§ SUPPLIED DATA
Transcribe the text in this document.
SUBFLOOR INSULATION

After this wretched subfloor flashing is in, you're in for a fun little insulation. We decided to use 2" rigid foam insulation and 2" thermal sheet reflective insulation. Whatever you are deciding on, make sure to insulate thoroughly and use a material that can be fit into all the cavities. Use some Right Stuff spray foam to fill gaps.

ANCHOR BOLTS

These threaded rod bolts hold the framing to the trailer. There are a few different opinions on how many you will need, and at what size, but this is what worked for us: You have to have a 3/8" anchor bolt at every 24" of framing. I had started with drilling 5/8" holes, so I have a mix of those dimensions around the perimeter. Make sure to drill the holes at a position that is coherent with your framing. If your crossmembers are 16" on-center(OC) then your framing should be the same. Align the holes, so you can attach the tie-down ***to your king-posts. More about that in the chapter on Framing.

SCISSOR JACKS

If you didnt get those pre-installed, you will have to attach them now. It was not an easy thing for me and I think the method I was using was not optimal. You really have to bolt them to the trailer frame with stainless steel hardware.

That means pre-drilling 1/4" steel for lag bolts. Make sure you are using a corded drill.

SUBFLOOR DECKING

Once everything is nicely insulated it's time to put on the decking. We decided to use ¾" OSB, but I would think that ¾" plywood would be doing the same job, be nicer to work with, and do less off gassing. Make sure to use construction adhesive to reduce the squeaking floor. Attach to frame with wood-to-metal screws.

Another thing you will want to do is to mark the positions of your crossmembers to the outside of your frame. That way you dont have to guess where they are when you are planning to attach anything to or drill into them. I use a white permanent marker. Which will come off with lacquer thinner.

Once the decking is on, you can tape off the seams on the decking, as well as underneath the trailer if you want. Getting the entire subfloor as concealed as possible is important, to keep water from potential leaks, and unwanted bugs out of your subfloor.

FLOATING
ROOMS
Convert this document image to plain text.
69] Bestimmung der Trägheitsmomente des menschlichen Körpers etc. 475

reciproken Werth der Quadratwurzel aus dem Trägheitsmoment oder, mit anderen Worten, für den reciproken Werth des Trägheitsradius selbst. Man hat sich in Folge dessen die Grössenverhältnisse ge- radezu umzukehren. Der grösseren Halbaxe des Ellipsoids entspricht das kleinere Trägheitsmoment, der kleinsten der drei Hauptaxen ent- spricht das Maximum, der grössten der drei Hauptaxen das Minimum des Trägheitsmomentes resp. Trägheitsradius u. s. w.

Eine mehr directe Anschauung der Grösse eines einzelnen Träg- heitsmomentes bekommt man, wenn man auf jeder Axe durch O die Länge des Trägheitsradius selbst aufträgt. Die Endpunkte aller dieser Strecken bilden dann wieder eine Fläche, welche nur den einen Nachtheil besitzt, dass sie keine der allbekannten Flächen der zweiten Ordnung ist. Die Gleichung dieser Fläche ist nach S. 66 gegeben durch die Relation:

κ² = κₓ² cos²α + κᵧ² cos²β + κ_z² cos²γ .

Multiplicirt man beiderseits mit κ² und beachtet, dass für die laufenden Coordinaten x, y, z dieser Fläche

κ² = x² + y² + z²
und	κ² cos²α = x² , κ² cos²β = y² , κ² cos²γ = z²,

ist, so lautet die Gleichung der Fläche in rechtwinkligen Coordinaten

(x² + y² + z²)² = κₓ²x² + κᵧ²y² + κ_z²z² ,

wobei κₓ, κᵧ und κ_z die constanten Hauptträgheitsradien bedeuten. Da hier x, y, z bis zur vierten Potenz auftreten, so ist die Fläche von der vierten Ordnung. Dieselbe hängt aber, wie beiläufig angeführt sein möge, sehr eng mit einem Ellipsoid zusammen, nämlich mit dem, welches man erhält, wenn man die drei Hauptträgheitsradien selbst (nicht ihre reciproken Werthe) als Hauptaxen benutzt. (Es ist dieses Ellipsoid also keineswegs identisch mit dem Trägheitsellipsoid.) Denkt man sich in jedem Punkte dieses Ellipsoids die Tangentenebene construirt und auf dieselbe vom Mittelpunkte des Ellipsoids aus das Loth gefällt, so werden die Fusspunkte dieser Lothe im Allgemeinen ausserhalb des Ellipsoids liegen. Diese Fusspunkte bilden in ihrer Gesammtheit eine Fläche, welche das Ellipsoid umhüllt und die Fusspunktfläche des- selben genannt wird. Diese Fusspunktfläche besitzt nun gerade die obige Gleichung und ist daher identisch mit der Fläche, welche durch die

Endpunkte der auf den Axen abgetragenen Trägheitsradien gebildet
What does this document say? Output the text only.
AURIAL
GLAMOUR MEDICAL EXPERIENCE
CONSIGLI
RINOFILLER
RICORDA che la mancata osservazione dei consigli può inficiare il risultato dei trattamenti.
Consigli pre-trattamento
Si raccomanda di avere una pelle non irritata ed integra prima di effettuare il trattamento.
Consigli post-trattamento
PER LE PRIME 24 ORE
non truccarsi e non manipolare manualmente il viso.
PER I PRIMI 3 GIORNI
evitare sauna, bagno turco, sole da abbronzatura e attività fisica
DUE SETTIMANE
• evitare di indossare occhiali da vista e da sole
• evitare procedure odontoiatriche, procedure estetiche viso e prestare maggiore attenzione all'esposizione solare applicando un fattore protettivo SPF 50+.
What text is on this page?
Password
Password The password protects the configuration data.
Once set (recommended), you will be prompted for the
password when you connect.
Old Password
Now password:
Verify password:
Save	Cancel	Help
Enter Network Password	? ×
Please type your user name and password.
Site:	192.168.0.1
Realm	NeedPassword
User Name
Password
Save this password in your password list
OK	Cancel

§ WHAT IS REQUIRED
Extract every line from the one containing "What does this" through the last line of the data, inclusive, exactly as written.

§ CORRECT RESULT
What does this document say? Output the text only.
AURIAL
GLAMOUR MEDICAL EXPERIENCE
CONSIGLI
RINOFILLER
RICORDA che la mancata osservazione dei consigli può inficiare il risultato dei trattamenti.
Consigli pre-trattamento
Si raccomanda di avere una pelle non irritata ed integra prima di effettuare il trattamento.
Consigli post-trattamento
PER LE PRIME 24 ORE
non truccarsi e non manipolare manualmente il viso.
PER I PRIMI 3 GIORNI
evitare sauna, bagno turco, sole da abbronzatura e attività fisica
DUE SETTIMANE
• evitare di indossare occhiali da vista e da sole
• evitare procedure odontoiatriche, procedure estetiche viso e prestare maggiore attenzione all'esposizione solare applicando un fattore protettivo SPF 50+.
What text is on this page?
Password
Password The password protects the configuration data.
Once set (recommended), you will be prompted for the
password when you connect.
Old Password
Now password:
Verify password:
Save	Cancel	Help
Enter Network Password	? ×
Please type your user name and password.
Site:	192.168.0.1
Realm	NeedPassword
User Name
Password
Save this password in your password list
OK	Cancel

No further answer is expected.